§ What is asked:
List all lines in the material below that contain "name".

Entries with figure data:
■ ■ ■ ■ ■
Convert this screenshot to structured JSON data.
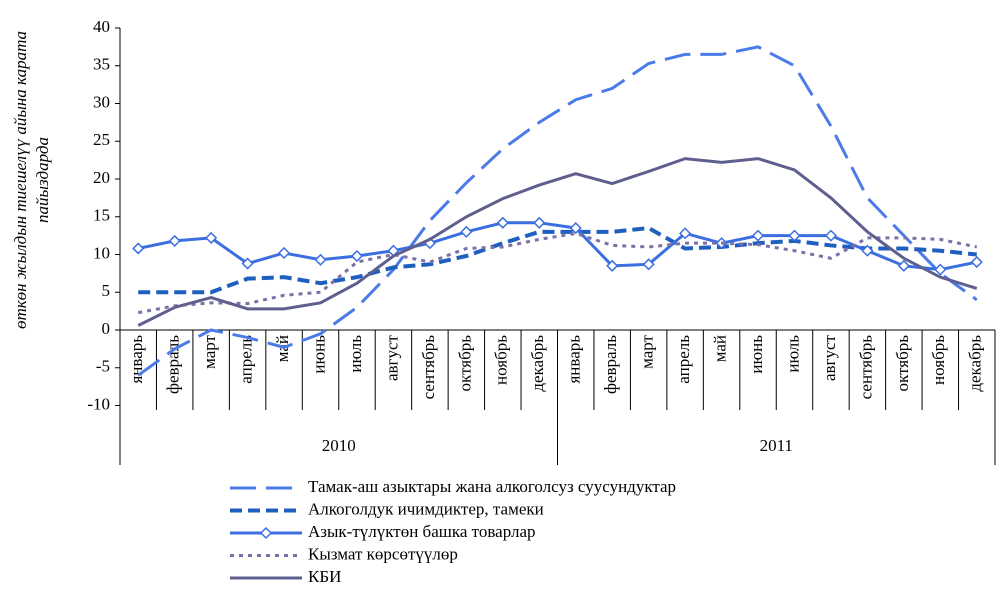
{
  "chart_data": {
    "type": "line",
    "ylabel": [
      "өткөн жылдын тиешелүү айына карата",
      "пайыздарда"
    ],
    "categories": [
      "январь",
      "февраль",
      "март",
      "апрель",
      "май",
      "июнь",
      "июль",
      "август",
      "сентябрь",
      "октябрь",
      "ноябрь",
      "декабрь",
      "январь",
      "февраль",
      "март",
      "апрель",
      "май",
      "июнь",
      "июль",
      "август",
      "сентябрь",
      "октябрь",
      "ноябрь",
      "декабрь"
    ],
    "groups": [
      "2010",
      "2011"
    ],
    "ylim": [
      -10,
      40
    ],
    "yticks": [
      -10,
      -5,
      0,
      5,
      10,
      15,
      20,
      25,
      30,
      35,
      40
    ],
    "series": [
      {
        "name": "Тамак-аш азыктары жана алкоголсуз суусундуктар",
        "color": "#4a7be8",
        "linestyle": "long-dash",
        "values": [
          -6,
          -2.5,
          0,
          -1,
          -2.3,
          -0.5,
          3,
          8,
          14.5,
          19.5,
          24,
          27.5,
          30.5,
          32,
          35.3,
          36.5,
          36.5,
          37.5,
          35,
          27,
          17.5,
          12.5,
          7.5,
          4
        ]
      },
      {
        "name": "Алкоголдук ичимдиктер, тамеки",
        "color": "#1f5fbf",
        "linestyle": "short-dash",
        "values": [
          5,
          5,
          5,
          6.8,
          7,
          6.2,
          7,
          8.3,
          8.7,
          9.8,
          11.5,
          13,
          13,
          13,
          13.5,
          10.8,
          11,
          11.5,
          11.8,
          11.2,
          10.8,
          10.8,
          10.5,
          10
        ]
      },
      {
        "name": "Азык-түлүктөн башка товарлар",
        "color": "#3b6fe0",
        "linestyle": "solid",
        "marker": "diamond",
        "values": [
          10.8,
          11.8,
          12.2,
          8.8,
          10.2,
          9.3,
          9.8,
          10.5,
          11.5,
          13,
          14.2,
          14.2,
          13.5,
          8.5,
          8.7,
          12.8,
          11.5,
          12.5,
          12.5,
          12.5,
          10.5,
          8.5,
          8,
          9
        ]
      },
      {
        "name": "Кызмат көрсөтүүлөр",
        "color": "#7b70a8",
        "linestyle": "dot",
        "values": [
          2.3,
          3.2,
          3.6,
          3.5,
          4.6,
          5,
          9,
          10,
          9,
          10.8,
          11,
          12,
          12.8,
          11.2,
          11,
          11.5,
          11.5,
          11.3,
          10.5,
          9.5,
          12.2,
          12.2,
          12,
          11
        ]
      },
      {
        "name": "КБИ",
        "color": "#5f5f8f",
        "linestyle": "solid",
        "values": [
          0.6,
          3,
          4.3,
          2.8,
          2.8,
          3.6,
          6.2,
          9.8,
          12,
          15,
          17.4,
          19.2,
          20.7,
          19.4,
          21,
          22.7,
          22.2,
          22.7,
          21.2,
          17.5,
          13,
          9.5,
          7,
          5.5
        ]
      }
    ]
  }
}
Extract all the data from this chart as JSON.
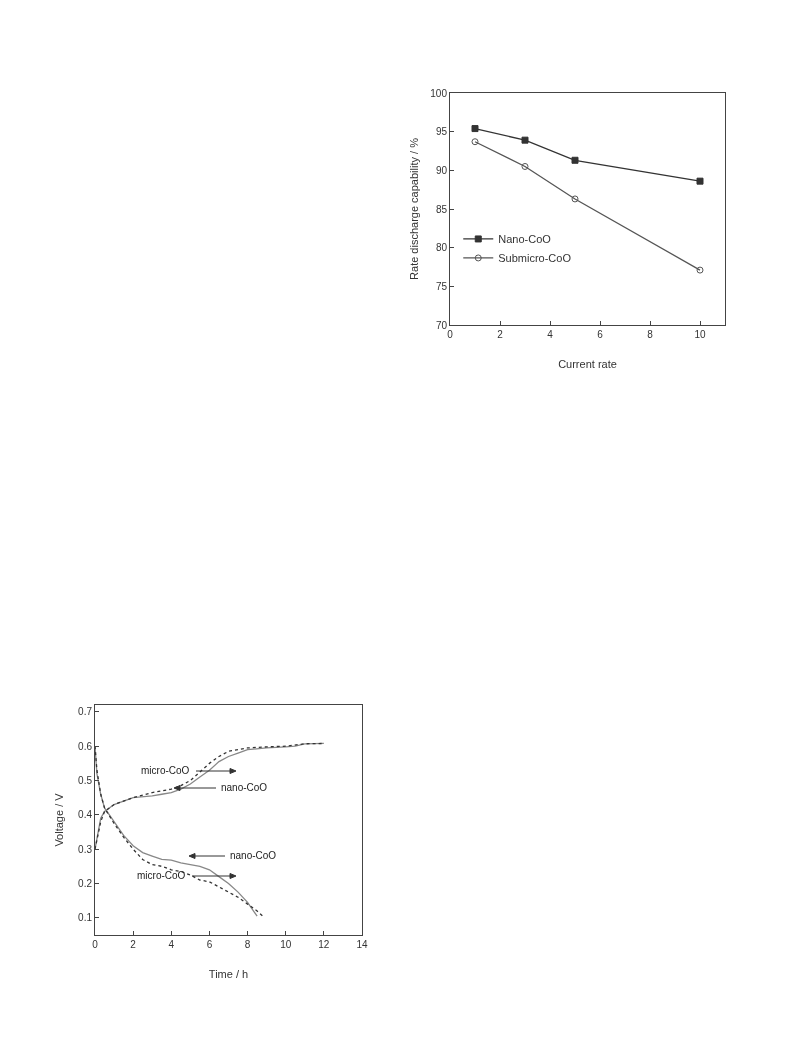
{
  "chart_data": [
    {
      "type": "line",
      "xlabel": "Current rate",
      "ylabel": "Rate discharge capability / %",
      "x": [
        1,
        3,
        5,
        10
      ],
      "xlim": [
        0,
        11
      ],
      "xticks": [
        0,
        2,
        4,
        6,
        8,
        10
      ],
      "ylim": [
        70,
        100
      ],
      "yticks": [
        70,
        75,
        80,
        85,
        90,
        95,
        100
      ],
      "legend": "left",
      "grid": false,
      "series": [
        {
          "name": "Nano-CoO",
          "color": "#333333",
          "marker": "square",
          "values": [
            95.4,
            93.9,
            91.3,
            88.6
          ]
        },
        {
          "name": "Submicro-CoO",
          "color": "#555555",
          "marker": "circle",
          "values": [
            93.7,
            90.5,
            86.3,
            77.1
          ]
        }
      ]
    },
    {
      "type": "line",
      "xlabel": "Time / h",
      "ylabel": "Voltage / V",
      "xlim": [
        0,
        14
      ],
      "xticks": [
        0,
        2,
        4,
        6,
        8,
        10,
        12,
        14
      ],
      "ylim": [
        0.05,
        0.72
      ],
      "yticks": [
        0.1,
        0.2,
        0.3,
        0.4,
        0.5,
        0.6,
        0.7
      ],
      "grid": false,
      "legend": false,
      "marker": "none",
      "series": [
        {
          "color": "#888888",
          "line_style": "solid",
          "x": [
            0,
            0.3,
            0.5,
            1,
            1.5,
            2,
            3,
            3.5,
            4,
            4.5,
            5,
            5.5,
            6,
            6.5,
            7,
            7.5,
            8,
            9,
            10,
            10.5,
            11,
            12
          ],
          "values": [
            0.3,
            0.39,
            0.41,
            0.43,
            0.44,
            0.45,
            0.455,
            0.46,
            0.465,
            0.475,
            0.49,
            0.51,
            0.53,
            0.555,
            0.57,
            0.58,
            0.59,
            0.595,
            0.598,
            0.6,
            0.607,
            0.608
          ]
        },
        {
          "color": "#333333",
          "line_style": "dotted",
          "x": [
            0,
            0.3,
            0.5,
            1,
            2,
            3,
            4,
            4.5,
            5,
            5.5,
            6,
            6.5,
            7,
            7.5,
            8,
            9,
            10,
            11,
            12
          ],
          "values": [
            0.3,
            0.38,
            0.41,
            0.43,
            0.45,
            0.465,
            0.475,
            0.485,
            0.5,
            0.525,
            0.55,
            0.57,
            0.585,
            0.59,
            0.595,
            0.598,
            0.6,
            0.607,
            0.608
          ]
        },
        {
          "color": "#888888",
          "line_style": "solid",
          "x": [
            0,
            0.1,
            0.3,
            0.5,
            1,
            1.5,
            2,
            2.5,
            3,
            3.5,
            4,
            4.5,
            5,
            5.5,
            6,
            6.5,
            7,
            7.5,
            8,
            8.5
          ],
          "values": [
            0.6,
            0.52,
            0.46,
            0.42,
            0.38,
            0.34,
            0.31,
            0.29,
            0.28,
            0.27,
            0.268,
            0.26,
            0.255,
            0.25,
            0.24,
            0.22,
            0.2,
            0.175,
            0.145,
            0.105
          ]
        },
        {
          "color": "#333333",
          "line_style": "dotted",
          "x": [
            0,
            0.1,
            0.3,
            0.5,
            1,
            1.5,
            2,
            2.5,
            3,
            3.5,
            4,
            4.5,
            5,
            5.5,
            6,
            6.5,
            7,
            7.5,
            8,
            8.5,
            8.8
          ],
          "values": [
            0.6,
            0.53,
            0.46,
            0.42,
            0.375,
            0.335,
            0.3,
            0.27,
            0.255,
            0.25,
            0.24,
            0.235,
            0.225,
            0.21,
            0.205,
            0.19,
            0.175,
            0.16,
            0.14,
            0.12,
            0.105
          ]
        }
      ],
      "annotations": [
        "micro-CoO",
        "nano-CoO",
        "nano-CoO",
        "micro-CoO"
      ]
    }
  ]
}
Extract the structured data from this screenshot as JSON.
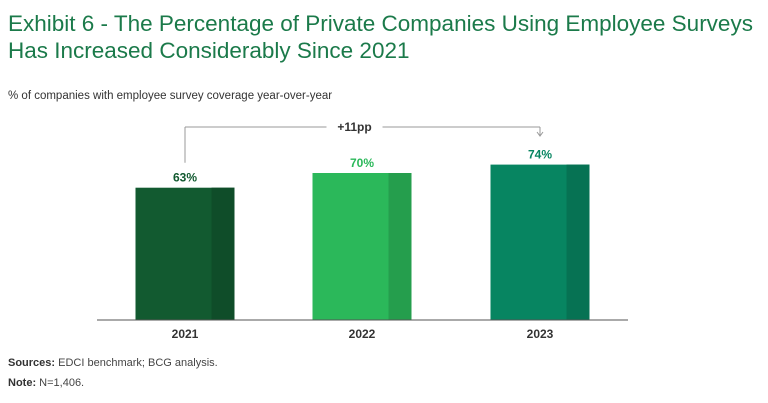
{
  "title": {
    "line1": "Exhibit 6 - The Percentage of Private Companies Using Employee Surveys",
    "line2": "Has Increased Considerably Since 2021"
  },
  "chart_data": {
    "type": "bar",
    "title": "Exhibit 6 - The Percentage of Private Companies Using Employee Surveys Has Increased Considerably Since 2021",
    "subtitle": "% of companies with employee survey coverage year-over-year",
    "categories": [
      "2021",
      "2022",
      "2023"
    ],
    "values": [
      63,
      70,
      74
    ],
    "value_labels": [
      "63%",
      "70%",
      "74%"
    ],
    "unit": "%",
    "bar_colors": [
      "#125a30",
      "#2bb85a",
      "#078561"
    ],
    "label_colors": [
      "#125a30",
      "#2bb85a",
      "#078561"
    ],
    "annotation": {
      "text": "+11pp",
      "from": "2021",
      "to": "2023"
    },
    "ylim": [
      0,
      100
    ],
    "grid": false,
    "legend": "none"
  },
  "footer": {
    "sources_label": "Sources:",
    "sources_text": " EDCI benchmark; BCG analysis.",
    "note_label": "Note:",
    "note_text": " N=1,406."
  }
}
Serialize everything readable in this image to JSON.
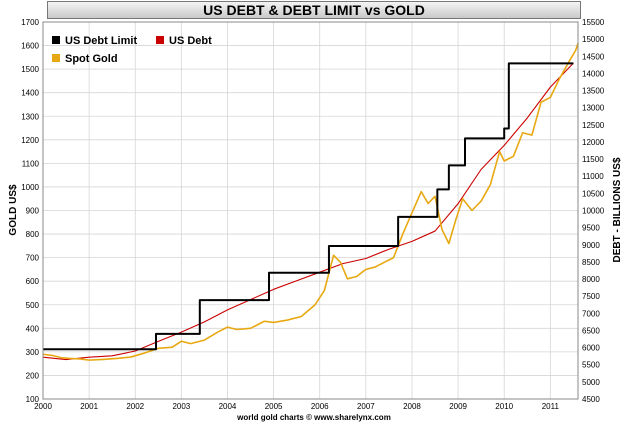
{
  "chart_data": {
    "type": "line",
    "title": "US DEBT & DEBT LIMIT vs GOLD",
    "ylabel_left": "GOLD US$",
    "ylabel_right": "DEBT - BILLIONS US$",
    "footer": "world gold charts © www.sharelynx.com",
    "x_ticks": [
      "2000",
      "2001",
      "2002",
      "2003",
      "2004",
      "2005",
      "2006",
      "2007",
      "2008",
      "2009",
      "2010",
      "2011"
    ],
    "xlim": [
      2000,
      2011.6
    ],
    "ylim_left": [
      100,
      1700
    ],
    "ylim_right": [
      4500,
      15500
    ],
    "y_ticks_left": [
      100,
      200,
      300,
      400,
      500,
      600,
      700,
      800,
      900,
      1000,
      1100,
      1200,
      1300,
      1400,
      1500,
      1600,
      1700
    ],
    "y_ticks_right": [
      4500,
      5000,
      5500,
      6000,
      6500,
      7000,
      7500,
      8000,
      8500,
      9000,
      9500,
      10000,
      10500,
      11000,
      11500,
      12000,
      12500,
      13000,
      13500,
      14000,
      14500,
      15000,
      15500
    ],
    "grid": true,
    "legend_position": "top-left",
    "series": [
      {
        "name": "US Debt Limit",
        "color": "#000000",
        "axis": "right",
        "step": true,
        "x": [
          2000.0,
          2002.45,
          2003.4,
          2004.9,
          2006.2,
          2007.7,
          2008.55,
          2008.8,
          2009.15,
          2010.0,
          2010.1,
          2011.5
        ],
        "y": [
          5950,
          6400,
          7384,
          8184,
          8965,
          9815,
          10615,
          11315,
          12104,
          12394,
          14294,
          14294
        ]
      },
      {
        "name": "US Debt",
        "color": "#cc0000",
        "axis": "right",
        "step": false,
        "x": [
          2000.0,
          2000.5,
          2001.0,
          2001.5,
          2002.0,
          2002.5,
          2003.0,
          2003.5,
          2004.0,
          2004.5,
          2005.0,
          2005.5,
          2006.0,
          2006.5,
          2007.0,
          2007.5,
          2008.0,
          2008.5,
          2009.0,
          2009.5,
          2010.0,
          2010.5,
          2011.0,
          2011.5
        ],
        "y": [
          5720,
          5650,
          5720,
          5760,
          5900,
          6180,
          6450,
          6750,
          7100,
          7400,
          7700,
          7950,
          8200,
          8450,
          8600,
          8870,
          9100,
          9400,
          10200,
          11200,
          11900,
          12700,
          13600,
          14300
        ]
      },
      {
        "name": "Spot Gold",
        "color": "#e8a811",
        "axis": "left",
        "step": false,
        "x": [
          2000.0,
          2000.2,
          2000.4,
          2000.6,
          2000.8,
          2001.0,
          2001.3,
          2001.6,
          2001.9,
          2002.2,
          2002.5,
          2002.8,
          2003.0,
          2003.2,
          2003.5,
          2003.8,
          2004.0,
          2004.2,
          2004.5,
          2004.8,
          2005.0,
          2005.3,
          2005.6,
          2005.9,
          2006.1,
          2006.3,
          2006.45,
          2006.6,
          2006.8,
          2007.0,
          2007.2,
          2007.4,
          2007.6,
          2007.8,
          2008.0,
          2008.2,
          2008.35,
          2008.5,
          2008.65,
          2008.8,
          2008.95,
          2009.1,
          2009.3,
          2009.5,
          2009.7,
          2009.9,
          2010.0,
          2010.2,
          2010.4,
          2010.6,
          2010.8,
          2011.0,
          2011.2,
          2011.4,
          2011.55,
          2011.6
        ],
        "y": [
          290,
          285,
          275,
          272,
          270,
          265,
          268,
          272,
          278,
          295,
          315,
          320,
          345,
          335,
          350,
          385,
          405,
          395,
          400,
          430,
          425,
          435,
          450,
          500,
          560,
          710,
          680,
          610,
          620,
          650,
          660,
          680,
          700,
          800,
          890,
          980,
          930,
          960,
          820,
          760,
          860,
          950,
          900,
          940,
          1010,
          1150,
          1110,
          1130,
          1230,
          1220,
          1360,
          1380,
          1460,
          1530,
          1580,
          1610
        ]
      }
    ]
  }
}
■ ■ ■ ■ ■
§ The reply:
        "name": "Тамак-аш азыктары жана алкоголсуз суусундуктар",
        "name": "Алкоголдук ичимдиктер, тамеки",
        "name": "Азык-түлүктөн башка товарлар",
        "name": "Кызмат көрсөтүүлөр",
        "name": "КБИ",
          "name": "Nano-CoO",
          "name": "Submicro-CoO",
        "name": "US Debt Limit",
        "name": "US Debt",
        "name": "Spot Gold",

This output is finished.